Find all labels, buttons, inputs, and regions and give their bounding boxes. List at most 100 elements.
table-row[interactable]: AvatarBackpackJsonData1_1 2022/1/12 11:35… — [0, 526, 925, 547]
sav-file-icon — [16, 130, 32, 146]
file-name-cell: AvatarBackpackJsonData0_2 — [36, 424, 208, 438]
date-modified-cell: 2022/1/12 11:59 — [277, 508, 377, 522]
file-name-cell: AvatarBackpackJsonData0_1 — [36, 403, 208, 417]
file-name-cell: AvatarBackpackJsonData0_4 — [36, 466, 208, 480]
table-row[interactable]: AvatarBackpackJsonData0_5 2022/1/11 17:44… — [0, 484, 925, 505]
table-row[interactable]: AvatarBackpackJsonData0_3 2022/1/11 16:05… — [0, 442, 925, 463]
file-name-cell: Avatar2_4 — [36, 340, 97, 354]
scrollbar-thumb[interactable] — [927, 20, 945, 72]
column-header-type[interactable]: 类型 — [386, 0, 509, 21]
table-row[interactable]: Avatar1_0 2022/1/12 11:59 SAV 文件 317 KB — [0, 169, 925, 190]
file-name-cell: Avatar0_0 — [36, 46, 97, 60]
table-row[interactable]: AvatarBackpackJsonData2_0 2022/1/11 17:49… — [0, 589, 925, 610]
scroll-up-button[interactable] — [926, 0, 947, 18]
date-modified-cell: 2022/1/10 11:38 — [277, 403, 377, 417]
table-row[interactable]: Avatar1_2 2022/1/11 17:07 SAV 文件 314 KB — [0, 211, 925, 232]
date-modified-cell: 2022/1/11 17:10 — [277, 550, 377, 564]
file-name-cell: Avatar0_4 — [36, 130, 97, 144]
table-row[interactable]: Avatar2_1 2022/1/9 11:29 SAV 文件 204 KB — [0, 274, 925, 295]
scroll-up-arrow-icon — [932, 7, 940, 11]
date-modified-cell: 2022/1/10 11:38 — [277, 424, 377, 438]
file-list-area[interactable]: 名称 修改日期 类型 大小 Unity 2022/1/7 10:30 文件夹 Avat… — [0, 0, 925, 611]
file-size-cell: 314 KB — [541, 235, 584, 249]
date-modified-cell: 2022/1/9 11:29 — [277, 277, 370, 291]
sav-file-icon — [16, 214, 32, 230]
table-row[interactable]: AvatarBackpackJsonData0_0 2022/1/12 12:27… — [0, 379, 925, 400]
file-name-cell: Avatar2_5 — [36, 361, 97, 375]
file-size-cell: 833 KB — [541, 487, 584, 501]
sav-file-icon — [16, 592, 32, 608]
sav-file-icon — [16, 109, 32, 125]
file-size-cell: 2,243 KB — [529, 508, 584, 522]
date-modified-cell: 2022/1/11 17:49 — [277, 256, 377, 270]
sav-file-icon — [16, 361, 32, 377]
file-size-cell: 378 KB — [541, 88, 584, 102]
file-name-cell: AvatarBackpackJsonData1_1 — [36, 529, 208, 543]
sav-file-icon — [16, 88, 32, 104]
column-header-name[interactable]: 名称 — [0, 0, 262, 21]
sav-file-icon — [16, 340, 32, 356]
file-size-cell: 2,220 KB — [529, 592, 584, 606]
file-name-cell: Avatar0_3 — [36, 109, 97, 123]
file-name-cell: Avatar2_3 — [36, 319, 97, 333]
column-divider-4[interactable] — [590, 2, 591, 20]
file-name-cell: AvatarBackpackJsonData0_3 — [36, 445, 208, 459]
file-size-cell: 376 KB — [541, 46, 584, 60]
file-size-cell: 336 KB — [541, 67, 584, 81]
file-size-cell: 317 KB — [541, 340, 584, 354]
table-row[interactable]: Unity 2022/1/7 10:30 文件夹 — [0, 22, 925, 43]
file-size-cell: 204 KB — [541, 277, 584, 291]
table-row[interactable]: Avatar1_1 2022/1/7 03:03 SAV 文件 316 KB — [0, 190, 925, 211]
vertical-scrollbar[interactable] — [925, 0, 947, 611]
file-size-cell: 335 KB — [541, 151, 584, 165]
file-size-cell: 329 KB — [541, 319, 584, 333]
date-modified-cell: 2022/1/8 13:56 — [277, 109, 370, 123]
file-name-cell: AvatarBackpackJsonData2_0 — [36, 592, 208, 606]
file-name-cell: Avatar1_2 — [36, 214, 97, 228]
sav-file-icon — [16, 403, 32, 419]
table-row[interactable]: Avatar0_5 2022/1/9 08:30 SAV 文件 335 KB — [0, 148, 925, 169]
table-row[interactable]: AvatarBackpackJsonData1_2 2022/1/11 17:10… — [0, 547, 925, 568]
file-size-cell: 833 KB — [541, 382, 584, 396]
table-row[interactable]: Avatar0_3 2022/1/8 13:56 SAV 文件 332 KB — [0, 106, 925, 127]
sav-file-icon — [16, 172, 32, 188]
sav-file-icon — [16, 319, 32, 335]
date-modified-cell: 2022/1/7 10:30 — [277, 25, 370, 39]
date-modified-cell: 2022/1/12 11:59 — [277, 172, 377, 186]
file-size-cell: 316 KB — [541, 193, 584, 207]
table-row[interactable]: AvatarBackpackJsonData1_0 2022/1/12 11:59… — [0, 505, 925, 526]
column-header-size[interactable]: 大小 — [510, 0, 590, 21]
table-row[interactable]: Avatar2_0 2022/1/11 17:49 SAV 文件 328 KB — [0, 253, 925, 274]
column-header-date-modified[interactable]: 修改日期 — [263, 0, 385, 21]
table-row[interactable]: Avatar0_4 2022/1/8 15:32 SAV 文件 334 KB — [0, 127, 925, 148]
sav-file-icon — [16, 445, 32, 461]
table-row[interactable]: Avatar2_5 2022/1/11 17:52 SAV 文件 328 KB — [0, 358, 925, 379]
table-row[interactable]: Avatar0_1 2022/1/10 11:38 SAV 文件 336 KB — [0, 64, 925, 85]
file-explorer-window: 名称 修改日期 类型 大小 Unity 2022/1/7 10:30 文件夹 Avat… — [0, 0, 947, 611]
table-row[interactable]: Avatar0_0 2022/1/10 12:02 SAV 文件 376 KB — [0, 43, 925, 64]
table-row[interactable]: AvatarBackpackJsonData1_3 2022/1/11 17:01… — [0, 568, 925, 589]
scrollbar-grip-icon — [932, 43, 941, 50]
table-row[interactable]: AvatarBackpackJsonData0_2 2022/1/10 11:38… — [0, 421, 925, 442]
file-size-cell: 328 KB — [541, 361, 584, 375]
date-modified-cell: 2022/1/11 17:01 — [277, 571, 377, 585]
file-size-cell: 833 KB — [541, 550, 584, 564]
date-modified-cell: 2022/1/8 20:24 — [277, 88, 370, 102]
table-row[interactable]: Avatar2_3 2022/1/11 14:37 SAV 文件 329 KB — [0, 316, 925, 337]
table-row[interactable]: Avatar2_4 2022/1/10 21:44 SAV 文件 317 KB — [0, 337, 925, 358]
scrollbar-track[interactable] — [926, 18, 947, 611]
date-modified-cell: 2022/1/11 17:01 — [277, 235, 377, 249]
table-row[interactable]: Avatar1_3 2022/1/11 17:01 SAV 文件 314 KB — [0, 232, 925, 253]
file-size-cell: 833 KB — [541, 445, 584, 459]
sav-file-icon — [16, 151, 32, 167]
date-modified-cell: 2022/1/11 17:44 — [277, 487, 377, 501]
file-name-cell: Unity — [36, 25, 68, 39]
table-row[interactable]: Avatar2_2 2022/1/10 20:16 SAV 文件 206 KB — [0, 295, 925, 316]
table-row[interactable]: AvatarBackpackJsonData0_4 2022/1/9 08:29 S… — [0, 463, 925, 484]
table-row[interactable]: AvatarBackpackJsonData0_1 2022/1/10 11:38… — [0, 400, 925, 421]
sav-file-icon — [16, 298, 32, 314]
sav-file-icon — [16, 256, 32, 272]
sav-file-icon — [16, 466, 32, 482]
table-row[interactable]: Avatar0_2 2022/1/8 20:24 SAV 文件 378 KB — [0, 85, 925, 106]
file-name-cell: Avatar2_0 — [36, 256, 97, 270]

# # # #

EXERCISE REQUIREMENTS |
Copy the data character for character, from its first line through the line that contains "table-row[interactable]: AvatarBackpackJsonData0_5 2022/1/11", including both of those lines.

FINISHED TASK |
Find all labels, buttons, inputs, and regions and give their bounding boxes. List at most 100 elements.
table-row[interactable]: AvatarBackpackJsonData1_1 2022/1/12 11:35… — [0, 526, 925, 547]
sav-file-icon — [16, 130, 32, 146]
file-name-cell: AvatarBackpackJsonData0_2 — [36, 424, 208, 438]
date-modified-cell: 2022/1/12 11:59 — [277, 508, 377, 522]
file-name-cell: AvatarBackpackJsonData0_1 — [36, 403, 208, 417]
file-name-cell: AvatarBackpackJsonData0_4 — [36, 466, 208, 480]
table-row[interactable]: AvatarBackpackJsonData0_5 2022/1/11 17:44… — [0, 484, 925, 505]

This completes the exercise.